-- Start EXTRACTED ENTRIES --

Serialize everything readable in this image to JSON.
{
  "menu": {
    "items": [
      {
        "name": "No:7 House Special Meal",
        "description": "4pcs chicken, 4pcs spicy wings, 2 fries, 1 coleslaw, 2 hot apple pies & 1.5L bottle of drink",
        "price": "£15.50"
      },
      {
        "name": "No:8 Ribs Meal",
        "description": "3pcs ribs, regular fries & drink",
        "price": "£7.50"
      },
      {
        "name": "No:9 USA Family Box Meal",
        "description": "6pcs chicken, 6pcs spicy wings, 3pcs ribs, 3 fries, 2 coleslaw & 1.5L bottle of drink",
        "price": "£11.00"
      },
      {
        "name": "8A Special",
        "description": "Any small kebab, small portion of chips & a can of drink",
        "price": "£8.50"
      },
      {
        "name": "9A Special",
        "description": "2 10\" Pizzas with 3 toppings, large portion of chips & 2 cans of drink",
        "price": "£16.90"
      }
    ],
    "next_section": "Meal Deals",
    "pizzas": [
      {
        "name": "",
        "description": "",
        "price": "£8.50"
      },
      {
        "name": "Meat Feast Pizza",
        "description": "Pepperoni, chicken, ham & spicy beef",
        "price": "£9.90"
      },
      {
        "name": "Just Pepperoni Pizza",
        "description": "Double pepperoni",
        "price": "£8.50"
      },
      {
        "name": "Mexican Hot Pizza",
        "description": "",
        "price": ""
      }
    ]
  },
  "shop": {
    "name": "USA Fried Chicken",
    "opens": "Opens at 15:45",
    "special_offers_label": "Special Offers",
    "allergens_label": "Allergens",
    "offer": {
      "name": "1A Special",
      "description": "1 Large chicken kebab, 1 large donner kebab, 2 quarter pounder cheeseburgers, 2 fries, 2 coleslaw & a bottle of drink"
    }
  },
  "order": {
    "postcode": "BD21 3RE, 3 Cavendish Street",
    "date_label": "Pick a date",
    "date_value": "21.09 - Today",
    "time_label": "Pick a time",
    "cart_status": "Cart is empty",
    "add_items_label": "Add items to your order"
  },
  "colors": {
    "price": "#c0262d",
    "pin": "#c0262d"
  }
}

-- End EXTRACTED ENTRIES --
-- Start EXTRACTED ENTRIES --

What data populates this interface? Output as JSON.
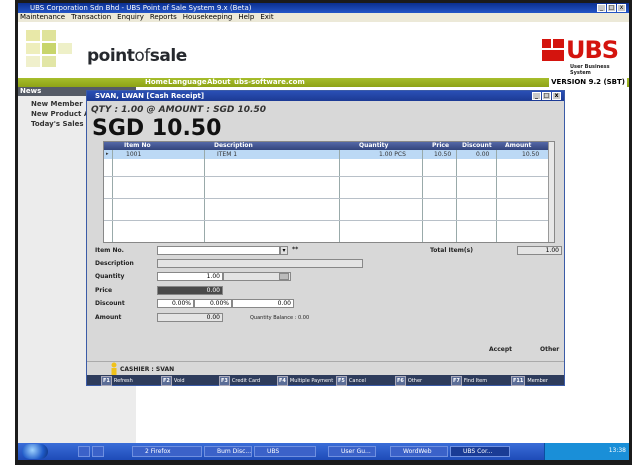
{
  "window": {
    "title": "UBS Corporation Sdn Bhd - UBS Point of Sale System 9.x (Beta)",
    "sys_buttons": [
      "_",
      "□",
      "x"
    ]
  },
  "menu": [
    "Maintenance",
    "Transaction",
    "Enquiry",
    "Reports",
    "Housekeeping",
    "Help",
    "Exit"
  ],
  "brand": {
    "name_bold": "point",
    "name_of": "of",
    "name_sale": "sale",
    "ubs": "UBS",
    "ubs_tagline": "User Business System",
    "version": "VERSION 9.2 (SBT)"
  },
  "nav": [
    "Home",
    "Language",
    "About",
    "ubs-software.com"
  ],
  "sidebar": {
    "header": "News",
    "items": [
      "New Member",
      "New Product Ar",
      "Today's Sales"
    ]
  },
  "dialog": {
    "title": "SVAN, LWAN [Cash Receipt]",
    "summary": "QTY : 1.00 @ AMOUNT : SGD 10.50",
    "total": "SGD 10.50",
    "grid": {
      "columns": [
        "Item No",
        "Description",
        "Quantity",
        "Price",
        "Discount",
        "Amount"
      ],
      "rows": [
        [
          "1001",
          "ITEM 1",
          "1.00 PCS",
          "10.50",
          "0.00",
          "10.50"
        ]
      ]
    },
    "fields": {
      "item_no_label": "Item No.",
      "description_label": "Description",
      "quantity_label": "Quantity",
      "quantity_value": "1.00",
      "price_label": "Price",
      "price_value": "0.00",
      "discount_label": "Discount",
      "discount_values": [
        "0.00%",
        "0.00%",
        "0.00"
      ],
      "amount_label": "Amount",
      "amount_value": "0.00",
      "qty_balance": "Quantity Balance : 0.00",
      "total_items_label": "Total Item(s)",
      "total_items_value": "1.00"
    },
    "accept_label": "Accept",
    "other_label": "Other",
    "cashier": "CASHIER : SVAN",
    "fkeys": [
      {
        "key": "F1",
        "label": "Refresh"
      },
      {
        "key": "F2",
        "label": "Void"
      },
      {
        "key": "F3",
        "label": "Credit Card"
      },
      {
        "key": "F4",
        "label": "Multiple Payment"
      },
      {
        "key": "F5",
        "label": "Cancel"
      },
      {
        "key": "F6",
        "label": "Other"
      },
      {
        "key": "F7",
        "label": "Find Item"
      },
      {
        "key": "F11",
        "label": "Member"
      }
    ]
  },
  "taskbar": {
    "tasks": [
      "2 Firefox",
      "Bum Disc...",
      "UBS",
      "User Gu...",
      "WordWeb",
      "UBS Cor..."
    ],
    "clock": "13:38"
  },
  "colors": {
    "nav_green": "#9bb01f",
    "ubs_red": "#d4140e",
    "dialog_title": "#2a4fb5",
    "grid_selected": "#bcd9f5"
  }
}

-- End EXTRACTED ENTRIES --

*EXERCISE OBJECTIVE*
Report only how many lines in the records contain the word "wings".

*RESULT OF THE EXERCISE*
2